Given problem - Omit every picture while repeating the entries exactly.

[BEGIN Dataset excerpts]

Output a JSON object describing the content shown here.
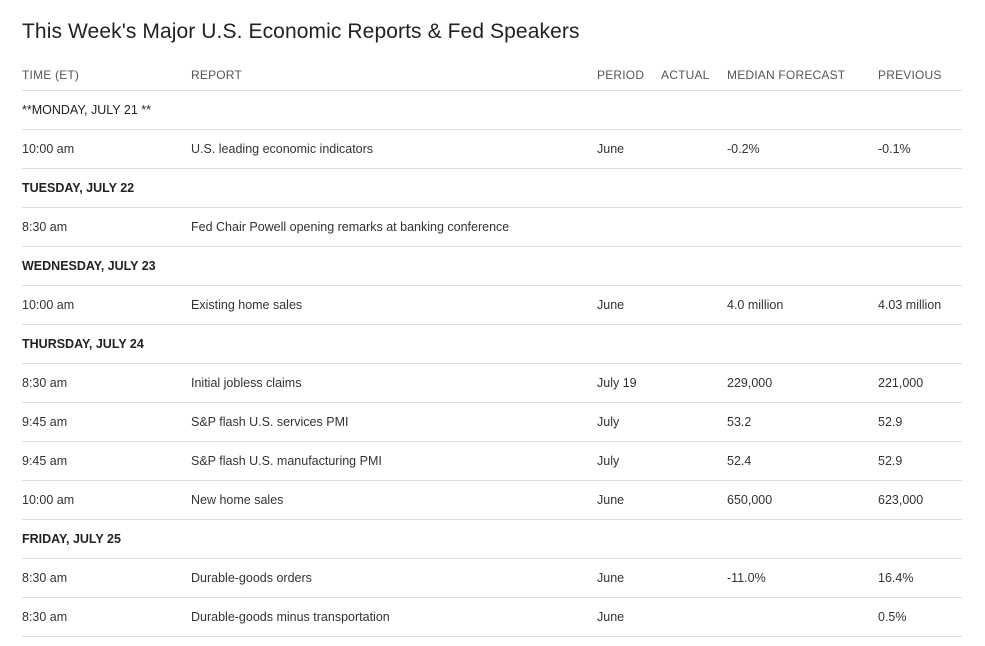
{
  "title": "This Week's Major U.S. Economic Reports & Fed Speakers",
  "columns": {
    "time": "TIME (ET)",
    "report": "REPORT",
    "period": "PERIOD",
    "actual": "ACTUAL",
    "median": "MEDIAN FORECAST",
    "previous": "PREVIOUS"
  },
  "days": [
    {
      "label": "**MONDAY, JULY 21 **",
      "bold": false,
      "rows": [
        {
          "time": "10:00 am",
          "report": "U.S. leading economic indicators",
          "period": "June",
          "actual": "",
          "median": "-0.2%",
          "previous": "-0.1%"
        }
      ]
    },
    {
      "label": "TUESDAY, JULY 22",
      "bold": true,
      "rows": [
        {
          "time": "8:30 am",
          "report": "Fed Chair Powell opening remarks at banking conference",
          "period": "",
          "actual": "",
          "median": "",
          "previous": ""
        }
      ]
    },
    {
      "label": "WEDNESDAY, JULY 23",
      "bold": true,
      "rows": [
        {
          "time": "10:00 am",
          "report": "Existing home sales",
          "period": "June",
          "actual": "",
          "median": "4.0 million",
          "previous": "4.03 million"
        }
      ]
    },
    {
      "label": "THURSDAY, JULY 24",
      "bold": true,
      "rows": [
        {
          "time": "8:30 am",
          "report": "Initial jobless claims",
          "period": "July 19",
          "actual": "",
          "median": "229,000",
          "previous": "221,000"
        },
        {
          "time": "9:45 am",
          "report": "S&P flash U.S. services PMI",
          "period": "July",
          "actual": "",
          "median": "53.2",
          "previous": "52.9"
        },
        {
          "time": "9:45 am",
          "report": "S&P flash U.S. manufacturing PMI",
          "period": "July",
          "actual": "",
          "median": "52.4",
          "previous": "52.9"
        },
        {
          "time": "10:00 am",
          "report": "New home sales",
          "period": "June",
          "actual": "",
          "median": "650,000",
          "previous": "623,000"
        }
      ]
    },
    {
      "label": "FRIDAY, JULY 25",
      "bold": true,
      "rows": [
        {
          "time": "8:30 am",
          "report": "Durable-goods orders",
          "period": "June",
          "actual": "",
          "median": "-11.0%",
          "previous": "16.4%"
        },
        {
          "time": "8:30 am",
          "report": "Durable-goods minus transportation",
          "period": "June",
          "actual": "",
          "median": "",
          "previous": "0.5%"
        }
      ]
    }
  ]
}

[END Dataset excerpts]

Written response -
Output a JSON object describing the content shown here.
{
  "title": "This Week's Major U.S. Economic Reports & Fed Speakers",
  "columns": {
    "time": "TIME (ET)",
    "report": "REPORT",
    "period": "PERIOD",
    "actual": "ACTUAL",
    "median": "MEDIAN FORECAST",
    "previous": "PREVIOUS"
  },
  "days": [
    {
      "label": "**MONDAY, JULY 21 **",
      "bold": false,
      "rows": [
        {
          "time": "10:00 am",
          "report": "U.S. leading economic indicators",
          "period": "June",
          "actual": "",
          "median": "-0.2%",
          "previous": "-0.1%"
        }
      ]
    },
    {
      "label": "TUESDAY, JULY 22",
      "bold": true,
      "rows": [
        {
          "time": "8:30 am",
          "report": "Fed Chair Powell opening remarks at banking conference",
          "period": "",
          "actual": "",
          "median": "",
          "previous": ""
        }
      ]
    },
    {
      "label": "WEDNESDAY, JULY 23",
      "bold": true,
      "rows": [
        {
          "time": "10:00 am",
          "report": "Existing home sales",
          "period": "June",
          "actual": "",
          "median": "4.0 million",
          "previous": "4.03 million"
        }
      ]
    },
    {
      "label": "THURSDAY, JULY 24",
      "bold": true,
      "rows": [
        {
          "time": "8:30 am",
          "report": "Initial jobless claims",
          "period": "July 19",
          "actual": "",
          "median": "229,000",
          "previous": "221,000"
        },
        {
          "time": "9:45 am",
          "report": "S&P flash U.S. services PMI",
          "period": "July",
          "actual": "",
          "median": "53.2",
          "previous": "52.9"
        },
        {
          "time": "9:45 am",
          "report": "S&P flash U.S. manufacturing PMI",
          "period": "July",
          "actual": "",
          "median": "52.4",
          "previous": "52.9"
        },
        {
          "time": "10:00 am",
          "report": "New home sales",
          "period": "June",
          "actual": "",
          "median": "650,000",
          "previous": "623,000"
        }
      ]
    },
    {
      "label": "FRIDAY, JULY 25",
      "bold": true,
      "rows": [
        {
          "time": "8:30 am",
          "report": "Durable-goods orders",
          "period": "June",
          "actual": "",
          "median": "-11.0%",
          "previous": "16.4%"
        },
        {
          "time": "8:30 am",
          "report": "Durable-goods minus transportation",
          "period": "June",
          "actual": "",
          "median": "",
          "previous": "0.5%"
        }
      ]
    }
  ]
}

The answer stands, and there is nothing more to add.